(Saved data entries)
------------------------------------------------
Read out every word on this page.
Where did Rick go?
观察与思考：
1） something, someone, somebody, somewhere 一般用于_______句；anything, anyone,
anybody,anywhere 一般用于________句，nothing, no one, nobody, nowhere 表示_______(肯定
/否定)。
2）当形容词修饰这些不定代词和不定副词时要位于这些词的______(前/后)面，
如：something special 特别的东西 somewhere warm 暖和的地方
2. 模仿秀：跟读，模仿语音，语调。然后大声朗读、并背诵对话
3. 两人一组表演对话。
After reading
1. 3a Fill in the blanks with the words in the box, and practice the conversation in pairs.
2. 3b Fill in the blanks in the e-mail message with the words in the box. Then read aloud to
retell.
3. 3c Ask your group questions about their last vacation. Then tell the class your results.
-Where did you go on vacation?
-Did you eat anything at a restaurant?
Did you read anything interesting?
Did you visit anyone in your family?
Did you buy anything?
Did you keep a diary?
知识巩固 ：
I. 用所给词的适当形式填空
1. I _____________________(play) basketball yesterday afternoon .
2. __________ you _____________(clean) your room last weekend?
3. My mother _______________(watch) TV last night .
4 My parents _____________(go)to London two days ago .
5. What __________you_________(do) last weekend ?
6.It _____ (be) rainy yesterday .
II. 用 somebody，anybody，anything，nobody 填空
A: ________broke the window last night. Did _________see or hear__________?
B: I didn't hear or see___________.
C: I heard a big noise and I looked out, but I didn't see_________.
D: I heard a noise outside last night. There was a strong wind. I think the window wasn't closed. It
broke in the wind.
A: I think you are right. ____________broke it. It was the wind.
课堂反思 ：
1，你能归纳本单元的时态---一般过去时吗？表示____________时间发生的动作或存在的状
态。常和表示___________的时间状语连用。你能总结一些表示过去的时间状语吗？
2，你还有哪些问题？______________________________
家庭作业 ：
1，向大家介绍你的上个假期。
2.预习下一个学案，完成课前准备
------------------------------------------------
What the task requires
Produce a verbatim transcription of the entries above.

Completed task
Read out every word on this page.
Where did Rick go?
观察与思考：
1） something, someone, somebody, somewhere 一般用于_______句；anything, anyone,
anybody,anywhere 一般用于________句，nothing, no one, nobody, nowhere 表示_______(肯定
/否定)。
2）当形容词修饰这些不定代词和不定副词时要位于这些词的______(前/后)面，
如：something special 特别的东西 somewhere warm 暖和的地方
2. 模仿秀：跟读，模仿语音，语调。然后大声朗读、并背诵对话
3. 两人一组表演对话。
After reading
1. 3a Fill in the blanks with the words in the box, and practice the conversation in pairs.
2. 3b Fill in the blanks in the e-mail message with the words in the box. Then read aloud to
retell.
3. 3c Ask your group questions about their last vacation. Then tell the class your results.
-Where did you go on vacation?
-Did you eat anything at a restaurant?
Did you read anything interesting?
Did you visit anyone in your family?
Did you buy anything?
Did you keep a diary?
知识巩固 ：
I. 用所给词的适当形式填空
1. I _____________________(play) basketball yesterday afternoon .
2. __________ you _____________(clean) your room last weekend?
3. My mother _______________(watch) TV last night .
4 My parents _____________(go)to London two days ago .
5. What __________you_________(do) last weekend ?
6.It _____ (be) rainy yesterday .
II. 用 somebody，anybody，anything，nobody 填空
A: ________broke the window last night. Did _________see or hear__________?
B: I didn't hear or see___________.
C: I heard a big noise and I looked out, but I didn't see_________.
D: I heard a noise outside last night. There was a strong wind. I think the window wasn't closed. It
broke in the wind.
A: I think you are right. ____________broke it. It was the wind.
课堂反思 ：
1，你能归纳本单元的时态---一般过去时吗？表示____________时间发生的动作或存在的状
态。常和表示___________的时间状语连用。你能总结一些表示过去的时间状语吗？
2，你还有哪些问题？______________________________
家庭作业 ：
1，向大家介绍你的上个假期。
2.预习下一个学案，完成课前准备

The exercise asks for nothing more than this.